[Dataset rows]
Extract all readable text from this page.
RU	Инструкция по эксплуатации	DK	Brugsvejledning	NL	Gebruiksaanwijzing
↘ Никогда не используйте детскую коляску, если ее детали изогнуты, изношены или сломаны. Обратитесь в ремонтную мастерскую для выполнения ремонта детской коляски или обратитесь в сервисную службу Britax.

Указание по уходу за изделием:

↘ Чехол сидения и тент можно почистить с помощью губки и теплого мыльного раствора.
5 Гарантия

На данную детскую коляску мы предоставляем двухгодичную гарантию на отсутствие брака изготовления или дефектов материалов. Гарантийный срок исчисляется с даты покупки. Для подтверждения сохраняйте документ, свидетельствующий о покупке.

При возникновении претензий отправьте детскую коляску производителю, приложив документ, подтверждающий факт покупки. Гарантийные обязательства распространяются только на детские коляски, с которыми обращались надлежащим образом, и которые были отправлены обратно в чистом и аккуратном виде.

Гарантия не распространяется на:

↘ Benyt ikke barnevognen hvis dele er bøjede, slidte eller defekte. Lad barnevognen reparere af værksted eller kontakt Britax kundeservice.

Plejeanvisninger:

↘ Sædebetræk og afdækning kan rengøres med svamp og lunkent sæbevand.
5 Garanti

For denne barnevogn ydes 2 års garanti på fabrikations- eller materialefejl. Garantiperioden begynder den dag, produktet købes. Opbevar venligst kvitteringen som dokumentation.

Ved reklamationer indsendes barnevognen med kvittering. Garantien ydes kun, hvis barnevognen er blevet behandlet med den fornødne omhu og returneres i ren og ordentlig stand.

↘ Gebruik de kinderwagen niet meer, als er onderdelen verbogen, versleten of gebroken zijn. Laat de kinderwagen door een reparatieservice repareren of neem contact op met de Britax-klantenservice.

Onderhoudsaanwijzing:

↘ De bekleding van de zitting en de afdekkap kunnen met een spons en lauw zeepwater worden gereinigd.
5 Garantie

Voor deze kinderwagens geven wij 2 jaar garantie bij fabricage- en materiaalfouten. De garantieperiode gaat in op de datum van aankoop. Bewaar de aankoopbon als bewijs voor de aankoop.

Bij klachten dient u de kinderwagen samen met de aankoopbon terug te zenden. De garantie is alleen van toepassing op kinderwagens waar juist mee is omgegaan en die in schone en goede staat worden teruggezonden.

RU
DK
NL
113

* Problem: Write out every record shown above, word for word.

* Result for this exercise:
Extract all readable text from this page.
RU	Инструкция по эксплуатации	DK	Brugsvejledning	NL	Gebruiksaanwijzing
↘ Никогда не используйте детскую коляску, если ее детали изогнуты, изношены или сломаны. Обратитесь в ремонтную мастерскую для выполнения ремонта детской коляски или обратитесь в сервисную службу Britax.

Указание по уходу за изделием:

↘ Чехол сидения и тент можно почистить с помощью губки и теплого мыльного раствора.
5 Гарантия

На данную детскую коляску мы предоставляем двухгодичную гарантию на отсутствие брака изготовления или дефектов материалов. Гарантийный срок исчисляется с даты покупки. Для подтверждения сохраняйте документ, свидетельствующий о покупке.

При возникновении претензий отправьте детскую коляску производителю, приложив документ, подтверждающий факт покупки. Гарантийные обязательства распространяются только на детские коляски, с которыми обращались надлежащим образом, и которые были отправлены обратно в чистом и аккуратном виде.

Гарантия не распространяется на:

↘ Benyt ikke barnevognen hvis dele er bøjede, slidte eller defekte. Lad barnevognen reparere af værksted eller kontakt Britax kundeservice.

Plejeanvisninger:

↘ Sædebetræk og afdækning kan rengøres med svamp og lunkent sæbevand.
5 Garanti

For denne barnevogn ydes 2 års garanti på fabrikations- eller materialefejl. Garantiperioden begynder den dag, produktet købes. Opbevar venligst kvitteringen som dokumentation.

Ved reklamationer indsendes barnevognen med kvittering. Garantien ydes kun, hvis barnevognen er blevet behandlet med den fornødne omhu og returneres i ren og ordentlig stand.

↘ Gebruik de kinderwagen niet meer, als er onderdelen verbogen, versleten of gebroken zijn. Laat de kinderwagen door een reparatieservice repareren of neem contact op met de Britax-klantenservice.

Onderhoudsaanwijzing:

↘ De bekleding van de zitting en de afdekkap kunnen met een spons en lauw zeepwater worden gereinigd.
5 Garantie

Voor deze kinderwagens geven wij 2 jaar garantie bij fabricage- en materiaalfouten. De garantieperiode gaat in op de datum van aankoop. Bewaar de aankoopbon als bewijs voor de aankoop.

Bij klachten dient u de kinderwagen samen met de aankoopbon terug te zenden. De garantie is alleen van toepassing op kinderwagens waar juist mee is omgegaan en die in schone en goede staat worden teruggezonden.

RU
DK
NL
113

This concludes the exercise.